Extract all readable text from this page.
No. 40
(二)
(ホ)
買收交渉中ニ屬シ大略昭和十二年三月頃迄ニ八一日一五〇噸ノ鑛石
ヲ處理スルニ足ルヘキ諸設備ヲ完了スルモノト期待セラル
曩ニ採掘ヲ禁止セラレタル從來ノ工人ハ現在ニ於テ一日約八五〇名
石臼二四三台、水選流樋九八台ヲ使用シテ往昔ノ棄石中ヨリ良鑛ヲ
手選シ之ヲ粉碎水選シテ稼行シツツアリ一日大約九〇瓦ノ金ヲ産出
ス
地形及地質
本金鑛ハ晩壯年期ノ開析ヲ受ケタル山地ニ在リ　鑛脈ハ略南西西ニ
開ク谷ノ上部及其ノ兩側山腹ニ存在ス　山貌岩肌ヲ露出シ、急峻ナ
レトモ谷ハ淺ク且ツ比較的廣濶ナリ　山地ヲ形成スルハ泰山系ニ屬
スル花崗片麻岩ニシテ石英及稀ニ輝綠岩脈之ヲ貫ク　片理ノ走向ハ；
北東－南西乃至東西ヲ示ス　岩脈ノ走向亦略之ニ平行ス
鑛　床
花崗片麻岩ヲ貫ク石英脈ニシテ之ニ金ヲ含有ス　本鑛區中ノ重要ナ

····················

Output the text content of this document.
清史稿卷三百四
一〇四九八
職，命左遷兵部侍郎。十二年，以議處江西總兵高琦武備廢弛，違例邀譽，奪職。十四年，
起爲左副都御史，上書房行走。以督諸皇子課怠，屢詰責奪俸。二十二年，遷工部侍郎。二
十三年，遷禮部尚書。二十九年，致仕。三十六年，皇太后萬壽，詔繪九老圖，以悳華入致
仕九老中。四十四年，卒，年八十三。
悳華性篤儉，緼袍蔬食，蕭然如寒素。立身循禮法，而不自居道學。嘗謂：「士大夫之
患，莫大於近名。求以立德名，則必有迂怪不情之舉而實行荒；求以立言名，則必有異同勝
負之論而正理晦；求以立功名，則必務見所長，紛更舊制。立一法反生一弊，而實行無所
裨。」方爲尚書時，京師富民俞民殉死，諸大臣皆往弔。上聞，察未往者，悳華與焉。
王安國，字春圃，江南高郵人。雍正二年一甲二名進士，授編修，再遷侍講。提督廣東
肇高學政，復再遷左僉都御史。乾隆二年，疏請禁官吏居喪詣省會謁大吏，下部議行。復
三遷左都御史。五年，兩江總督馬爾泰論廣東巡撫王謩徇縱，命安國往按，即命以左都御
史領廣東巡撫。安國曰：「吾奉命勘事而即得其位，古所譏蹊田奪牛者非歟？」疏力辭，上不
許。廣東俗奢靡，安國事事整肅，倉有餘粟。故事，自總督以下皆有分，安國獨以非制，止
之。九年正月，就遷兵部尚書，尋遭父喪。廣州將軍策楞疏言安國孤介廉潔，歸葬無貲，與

····················

● **Problem to solve**:
Gather every line containing the word "text" and copy it.

● **Task response**:
Extract all readable text from this page.
Output the text content of this document.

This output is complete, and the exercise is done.